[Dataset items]

+ + + + +

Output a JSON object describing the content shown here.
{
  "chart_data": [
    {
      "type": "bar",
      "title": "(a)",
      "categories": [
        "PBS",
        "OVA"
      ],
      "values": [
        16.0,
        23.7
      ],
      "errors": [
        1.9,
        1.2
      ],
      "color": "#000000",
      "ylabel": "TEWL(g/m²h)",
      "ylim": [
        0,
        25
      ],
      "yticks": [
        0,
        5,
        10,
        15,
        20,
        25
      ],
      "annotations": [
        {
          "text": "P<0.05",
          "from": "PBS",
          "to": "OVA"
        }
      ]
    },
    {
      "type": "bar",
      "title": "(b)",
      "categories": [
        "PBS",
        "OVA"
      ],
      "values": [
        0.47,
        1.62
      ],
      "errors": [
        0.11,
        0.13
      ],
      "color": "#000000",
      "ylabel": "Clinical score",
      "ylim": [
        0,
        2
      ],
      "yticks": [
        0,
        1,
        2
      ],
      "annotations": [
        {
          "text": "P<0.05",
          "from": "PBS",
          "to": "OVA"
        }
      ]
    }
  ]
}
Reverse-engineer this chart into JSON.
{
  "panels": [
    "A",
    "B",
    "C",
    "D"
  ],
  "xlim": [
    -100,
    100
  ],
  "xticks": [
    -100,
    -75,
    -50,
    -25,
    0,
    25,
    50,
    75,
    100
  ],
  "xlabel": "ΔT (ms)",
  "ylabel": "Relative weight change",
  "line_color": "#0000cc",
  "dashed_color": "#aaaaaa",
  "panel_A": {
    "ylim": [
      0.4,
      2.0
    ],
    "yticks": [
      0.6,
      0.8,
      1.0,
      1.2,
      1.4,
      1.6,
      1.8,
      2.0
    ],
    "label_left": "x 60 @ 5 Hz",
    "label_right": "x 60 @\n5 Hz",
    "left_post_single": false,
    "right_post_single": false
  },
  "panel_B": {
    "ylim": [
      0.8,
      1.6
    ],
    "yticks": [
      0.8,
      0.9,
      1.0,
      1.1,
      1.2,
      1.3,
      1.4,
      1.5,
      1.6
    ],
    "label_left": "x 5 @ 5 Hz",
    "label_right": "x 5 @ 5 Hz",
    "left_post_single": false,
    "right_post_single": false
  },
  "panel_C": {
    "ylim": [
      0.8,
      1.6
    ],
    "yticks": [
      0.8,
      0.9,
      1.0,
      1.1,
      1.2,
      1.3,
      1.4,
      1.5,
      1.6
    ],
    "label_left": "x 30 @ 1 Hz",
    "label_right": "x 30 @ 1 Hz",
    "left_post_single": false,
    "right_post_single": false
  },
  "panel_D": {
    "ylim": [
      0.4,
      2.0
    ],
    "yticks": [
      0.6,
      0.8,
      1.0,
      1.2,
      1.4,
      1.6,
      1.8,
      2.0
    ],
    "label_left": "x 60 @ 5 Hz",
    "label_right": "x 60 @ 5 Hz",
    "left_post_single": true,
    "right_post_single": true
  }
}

+ + + + +

### What you will do
Set every line of the listing down word for word.

### Task answer
Output a JSON object describing the content shown here.
{
  "chart_data": [
    {
      "type": "bar",
      "title": "(a)",
      "categories": [
        "PBS",
        "OVA"
      ],
      "values": [
        16.0,
        23.7
      ],
      "errors": [
        1.9,
        1.2
      ],
      "color": "#000000",
      "ylabel": "TEWL(g/m²h)",
      "ylim": [
        0,
        25
      ],
      "yticks": [
        0,
        5,
        10,
        15,
        20,
        25
      ],
      "annotations": [
        {
          "text": "P<0.05",
          "from": "PBS",
          "to": "OVA"
        }
      ]
    },
    {
      "type": "bar",
      "title": "(b)",
      "categories": [
        "PBS",
        "OVA"
      ],
      "values": [
        0.47,
        1.62
      ],
      "errors": [
        0.11,
        0.13
      ],
      "color": "#000000",
      "ylabel": "Clinical score",
      "ylim": [
        0,
        2
      ],
      "yticks": [
        0,
        1,
        2
      ],
      "annotations": [
        {
          "text": "P<0.05",
          "from": "PBS",
          "to": "OVA"
        }
      ]
    }
  ]
}
Reverse-engineer this chart into JSON.
{
  "panels": [
    "A",
    "B",
    "C",
    "D"
  ],
  "xlim": [
    -100,
    100
  ],
  "xticks": [
    -100,
    -75,
    -50,
    -25,
    0,
    25,
    50,
    75,
    100
  ],
  "xlabel": "ΔT (ms)",
  "ylabel": "Relative weight change",
  "line_color": "#0000cc",
  "dashed_color": "#aaaaaa",
  "panel_A": {
    "ylim": [
      0.4,
      2.0
    ],
    "yticks": [
      0.6,
      0.8,
      1.0,
      1.2,
      1.4,
      1.6,
      1.8,
      2.0
    ],
    "label_left": "x 60 @ 5 Hz",
    "label_right": "x 60 @\n5 Hz",
    "left_post_single": false,
    "right_post_single": false
  },
  "panel_B": {
    "ylim": [
      0.8,
      1.6
    ],
    "yticks": [
      0.8,
      0.9,
      1.0,
      1.1,
      1.2,
      1.3,
      1.4,
      1.5,
      1.6
    ],
    "label_left": "x 5 @ 5 Hz",
    "label_right": "x 5 @ 5 Hz",
    "left_post_single": false,
    "right_post_single": false
  },
  "panel_C": {
    "ylim": [
      0.8,
      1.6
    ],
    "yticks": [
      0.8,
      0.9,
      1.0,
      1.1,
      1.2,
      1.3,
      1.4,
      1.5,
      1.6
    ],
    "label_left": "x 30 @ 1 Hz",
    "label_right": "x 30 @ 1 Hz",
    "left_post_single": false,
    "right_post_single": false
  },
  "panel_D": {
    "ylim": [
      0.4,
      2.0
    ],
    "yticks": [
      0.6,
      0.8,
      1.0,
      1.2,
      1.4,
      1.6,
      1.8,
      2.0
    ],
    "label_left": "x 60 @ 5 Hz",
    "label_right": "x 60 @ 5 Hz",
    "left_post_single": true,
    "right_post_single": true
  }
}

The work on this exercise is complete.